# Your instructions
Copy the listing below verbatim, starting at its first line and ending with the line that contains "macd-tick-right: 0.0026 [657,358,691,370]".

# Supplied information
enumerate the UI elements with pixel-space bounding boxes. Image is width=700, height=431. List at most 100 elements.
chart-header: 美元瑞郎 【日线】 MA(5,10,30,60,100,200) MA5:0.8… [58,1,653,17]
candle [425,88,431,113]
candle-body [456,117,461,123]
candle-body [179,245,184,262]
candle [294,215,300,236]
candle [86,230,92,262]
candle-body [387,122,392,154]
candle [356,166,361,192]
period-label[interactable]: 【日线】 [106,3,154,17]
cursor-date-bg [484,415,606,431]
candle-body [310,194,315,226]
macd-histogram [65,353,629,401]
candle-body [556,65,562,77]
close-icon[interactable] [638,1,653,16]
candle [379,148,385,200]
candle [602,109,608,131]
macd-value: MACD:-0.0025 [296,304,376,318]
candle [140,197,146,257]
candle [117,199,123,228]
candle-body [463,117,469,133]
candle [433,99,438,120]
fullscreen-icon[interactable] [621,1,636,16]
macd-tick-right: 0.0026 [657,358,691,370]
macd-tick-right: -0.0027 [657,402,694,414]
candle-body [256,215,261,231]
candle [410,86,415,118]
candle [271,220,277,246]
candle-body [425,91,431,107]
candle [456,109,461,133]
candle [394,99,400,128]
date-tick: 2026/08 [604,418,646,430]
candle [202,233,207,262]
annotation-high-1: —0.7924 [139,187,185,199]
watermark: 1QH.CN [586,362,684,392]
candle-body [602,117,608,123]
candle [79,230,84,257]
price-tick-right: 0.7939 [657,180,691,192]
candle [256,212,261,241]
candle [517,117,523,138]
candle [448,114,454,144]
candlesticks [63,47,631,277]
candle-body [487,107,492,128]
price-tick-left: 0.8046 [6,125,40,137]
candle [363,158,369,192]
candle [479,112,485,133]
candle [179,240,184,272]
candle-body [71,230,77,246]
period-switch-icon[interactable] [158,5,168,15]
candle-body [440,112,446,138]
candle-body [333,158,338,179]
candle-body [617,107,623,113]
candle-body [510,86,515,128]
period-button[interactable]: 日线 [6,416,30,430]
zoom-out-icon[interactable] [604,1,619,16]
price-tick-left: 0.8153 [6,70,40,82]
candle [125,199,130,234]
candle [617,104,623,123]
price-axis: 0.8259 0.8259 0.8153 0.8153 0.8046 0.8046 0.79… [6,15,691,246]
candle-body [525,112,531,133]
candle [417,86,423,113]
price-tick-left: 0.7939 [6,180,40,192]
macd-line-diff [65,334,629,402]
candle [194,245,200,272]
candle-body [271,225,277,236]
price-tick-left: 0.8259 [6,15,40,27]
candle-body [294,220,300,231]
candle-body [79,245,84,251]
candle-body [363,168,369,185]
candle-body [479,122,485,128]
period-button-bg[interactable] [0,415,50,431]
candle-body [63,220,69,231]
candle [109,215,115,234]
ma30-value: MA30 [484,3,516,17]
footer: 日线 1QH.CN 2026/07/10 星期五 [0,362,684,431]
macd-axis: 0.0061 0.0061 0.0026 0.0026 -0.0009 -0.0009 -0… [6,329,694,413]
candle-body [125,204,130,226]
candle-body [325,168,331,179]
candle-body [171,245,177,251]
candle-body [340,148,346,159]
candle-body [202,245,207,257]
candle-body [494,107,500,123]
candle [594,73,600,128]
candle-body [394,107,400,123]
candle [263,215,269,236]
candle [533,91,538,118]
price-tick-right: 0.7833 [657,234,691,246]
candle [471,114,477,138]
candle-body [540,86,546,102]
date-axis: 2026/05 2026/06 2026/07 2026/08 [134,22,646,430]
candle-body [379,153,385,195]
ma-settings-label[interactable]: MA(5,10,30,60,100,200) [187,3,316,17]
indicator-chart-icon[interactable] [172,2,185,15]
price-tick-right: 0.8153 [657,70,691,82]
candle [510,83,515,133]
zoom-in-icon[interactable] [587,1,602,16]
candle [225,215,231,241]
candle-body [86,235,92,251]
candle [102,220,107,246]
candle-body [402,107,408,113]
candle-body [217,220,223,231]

# Solution to this task
enumerate the UI elements with pixel-space bounding boxes. Image is width=700, height=431. List at most 100 elements.
chart-header: 美元瑞郎 【日线】 MA(5,10,30,60,100,200) MA5:0.8… [58,1,653,17]
candle [425,88,431,113]
candle-body [456,117,461,123]
candle-body [179,245,184,262]
candle [294,215,300,236]
candle [86,230,92,262]
candle-body [387,122,392,154]
candle [356,166,361,192]
period-label[interactable]: 【日线】 [106,3,154,17]
cursor-date-bg [484,415,606,431]
candle-body [310,194,315,226]
macd-histogram [65,353,629,401]
candle-body [556,65,562,77]
close-icon[interactable] [638,1,653,16]
candle [379,148,385,200]
candle [602,109,608,131]
macd-value: MACD:-0.0025 [296,304,376,318]
candle [140,197,146,257]
candle [117,199,123,228]
candle-body [463,117,469,133]
candle [433,99,438,120]
fullscreen-icon[interactable] [621,1,636,16]
macd-tick-right: 0.0026 [657,358,691,370]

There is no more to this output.